DO THIS → Write out all lines holding the word "JSON".

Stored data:

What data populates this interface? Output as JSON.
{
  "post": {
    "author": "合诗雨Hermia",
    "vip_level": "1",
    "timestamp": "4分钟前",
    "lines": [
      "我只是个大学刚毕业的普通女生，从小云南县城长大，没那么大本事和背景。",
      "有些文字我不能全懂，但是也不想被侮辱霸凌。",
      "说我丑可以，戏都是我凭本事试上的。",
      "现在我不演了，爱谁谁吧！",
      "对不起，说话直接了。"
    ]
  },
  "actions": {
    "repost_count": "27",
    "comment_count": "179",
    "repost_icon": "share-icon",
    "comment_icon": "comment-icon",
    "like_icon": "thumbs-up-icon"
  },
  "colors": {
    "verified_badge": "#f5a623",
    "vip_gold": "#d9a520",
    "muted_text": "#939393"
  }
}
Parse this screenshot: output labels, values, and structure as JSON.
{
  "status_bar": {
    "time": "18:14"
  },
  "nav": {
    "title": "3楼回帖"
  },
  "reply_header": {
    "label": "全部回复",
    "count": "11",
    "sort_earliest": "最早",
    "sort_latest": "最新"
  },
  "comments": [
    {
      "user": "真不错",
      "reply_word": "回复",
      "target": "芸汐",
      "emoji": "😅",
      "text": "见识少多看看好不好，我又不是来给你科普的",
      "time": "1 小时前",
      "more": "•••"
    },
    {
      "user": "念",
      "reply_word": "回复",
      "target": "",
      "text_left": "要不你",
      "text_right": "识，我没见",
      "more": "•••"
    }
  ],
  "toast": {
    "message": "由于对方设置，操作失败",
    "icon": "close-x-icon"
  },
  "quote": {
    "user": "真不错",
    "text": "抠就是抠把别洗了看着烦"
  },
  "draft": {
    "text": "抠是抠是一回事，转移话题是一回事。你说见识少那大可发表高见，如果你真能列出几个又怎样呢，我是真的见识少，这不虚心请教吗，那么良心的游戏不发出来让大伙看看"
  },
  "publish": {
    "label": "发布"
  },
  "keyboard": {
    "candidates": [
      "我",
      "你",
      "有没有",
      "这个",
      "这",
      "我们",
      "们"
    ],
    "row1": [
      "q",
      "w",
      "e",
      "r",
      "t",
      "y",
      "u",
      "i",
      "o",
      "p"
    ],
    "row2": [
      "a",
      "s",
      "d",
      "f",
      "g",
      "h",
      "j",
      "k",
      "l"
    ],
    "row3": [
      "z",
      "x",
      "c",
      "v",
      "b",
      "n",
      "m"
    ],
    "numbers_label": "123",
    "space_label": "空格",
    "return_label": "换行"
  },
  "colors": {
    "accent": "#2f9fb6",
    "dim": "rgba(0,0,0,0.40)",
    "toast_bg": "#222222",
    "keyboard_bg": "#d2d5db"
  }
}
...
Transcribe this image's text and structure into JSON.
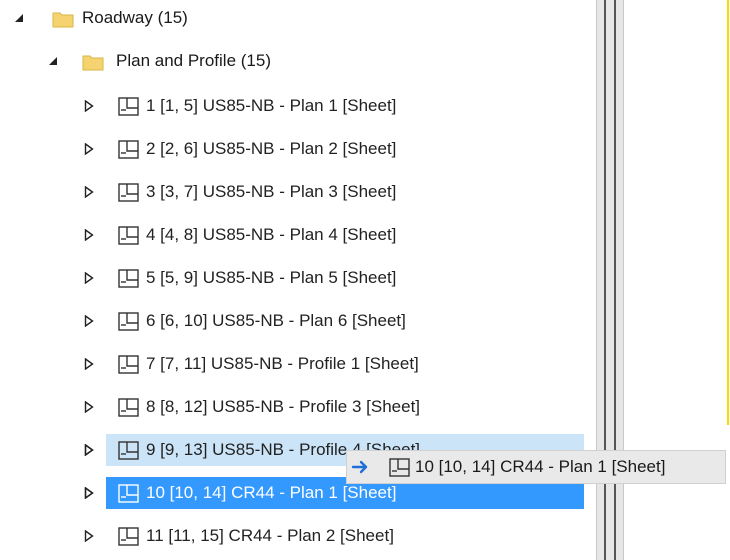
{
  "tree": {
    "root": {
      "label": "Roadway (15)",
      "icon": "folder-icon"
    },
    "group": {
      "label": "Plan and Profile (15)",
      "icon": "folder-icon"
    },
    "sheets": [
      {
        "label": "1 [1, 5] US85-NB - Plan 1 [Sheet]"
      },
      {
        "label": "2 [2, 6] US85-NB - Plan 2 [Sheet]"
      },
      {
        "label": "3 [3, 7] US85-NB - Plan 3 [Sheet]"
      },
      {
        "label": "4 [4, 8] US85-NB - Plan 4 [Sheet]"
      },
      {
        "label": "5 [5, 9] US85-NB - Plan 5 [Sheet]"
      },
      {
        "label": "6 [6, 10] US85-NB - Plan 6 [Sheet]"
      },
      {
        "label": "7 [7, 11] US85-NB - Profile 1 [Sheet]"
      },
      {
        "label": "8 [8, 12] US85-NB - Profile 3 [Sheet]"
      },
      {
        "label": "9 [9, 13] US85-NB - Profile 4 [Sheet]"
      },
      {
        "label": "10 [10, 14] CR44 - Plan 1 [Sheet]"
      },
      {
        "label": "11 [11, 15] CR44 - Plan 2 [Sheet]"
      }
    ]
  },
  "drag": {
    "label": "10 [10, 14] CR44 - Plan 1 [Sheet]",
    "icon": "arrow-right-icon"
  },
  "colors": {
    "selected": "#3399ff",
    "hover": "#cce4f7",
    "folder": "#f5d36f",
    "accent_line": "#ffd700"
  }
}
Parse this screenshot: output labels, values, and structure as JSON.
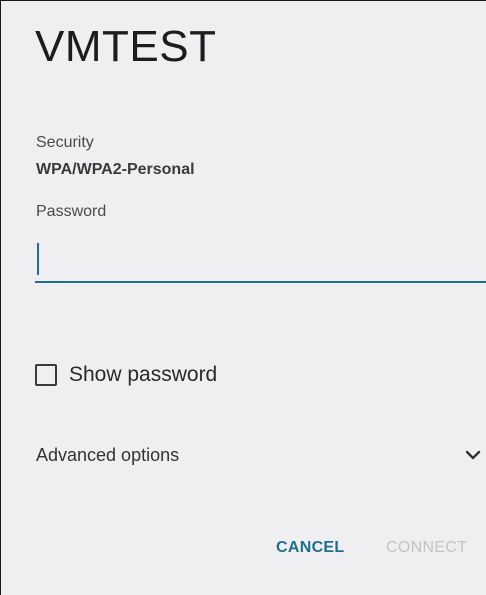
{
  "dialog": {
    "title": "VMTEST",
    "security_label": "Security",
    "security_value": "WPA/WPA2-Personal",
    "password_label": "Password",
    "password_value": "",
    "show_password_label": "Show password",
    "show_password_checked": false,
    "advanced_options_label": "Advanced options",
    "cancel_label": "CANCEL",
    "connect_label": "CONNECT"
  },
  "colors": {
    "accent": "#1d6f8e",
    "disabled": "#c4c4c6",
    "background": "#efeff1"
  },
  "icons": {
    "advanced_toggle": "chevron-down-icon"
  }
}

EXERCISE SOLUTION →
What data populates this interface? Output as JSON.
Parse this screenshot: output labels, values, and structure as JSON.
Transcribe this image's text and structure into JSON.
Parse this screenshot: output labels, values, and structure as JSON.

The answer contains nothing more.